**Task details**
Where a line contains the string "сумма", copy that line.
BEGIN Excerpted data
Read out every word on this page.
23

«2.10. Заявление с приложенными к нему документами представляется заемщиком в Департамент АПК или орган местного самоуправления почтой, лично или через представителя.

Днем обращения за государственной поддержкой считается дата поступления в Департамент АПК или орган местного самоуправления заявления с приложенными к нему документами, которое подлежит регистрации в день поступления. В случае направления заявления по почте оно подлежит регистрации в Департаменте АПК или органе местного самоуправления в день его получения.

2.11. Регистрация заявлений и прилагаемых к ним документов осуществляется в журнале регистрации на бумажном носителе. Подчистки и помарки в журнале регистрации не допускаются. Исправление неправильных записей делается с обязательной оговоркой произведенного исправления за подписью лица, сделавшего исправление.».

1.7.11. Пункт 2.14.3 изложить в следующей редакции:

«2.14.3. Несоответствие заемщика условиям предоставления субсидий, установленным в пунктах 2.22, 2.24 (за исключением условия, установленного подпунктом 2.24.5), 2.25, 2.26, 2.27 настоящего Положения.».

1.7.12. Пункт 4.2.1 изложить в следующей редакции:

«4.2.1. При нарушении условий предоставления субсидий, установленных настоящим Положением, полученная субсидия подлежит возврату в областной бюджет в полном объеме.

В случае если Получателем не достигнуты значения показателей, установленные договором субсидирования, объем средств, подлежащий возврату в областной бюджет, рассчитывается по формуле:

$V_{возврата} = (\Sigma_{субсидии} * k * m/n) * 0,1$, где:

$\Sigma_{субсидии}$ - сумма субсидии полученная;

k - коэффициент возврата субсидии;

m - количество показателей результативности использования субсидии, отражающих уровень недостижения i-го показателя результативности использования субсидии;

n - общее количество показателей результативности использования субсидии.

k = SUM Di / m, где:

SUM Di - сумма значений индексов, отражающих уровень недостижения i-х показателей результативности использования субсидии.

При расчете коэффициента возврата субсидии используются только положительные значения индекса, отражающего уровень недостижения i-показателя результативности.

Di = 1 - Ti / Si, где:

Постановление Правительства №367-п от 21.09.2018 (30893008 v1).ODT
END Excerpted data
BEGIN Excerpted data
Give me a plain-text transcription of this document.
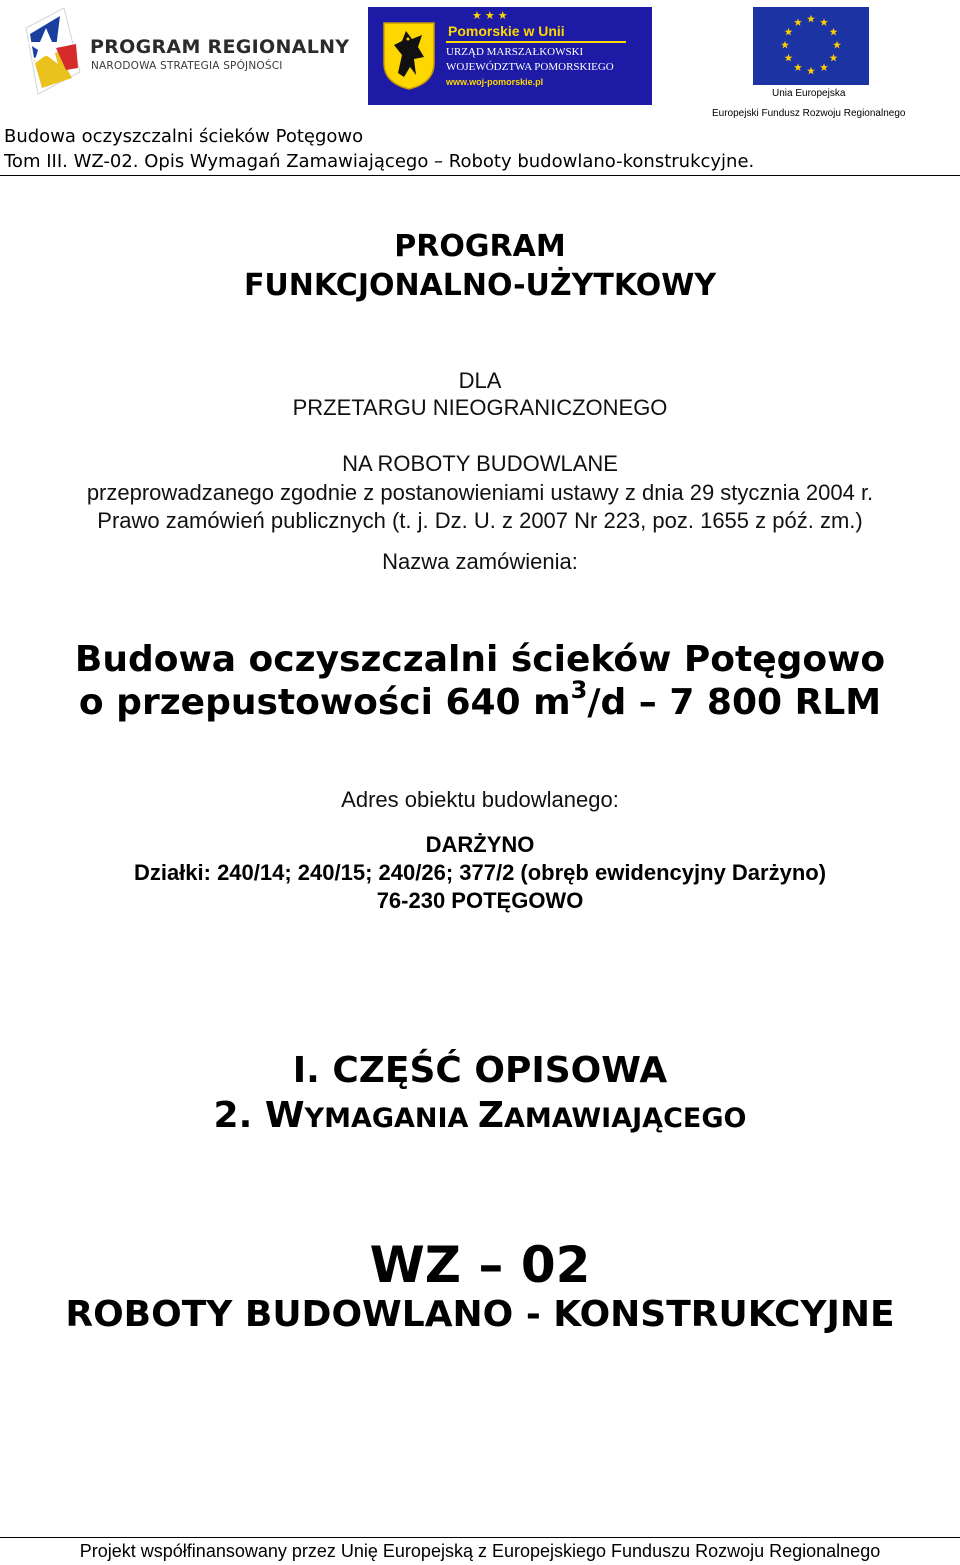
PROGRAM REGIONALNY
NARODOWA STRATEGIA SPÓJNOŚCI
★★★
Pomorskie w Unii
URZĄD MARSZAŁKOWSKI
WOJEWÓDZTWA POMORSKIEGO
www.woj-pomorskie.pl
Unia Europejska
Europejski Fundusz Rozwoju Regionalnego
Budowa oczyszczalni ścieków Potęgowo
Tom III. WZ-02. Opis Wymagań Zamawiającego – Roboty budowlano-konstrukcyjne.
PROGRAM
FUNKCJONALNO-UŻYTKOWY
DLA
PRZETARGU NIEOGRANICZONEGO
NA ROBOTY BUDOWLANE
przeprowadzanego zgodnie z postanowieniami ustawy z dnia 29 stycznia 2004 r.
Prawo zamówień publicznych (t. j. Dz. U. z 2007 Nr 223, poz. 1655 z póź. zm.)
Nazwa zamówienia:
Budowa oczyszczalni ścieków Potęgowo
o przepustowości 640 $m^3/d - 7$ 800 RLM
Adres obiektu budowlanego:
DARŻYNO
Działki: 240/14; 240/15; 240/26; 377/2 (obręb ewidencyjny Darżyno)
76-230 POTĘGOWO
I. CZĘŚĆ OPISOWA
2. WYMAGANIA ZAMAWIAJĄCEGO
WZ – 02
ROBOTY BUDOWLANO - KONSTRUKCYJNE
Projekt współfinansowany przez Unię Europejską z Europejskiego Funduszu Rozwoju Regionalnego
END Excerpted data
**The output**
$\Sigma_{субсидии}$ - сумма субсидии полученная;
SUM Di - сумма значений индексов, отражающих уровень недостижения i-х показателей результативности использования субсидии.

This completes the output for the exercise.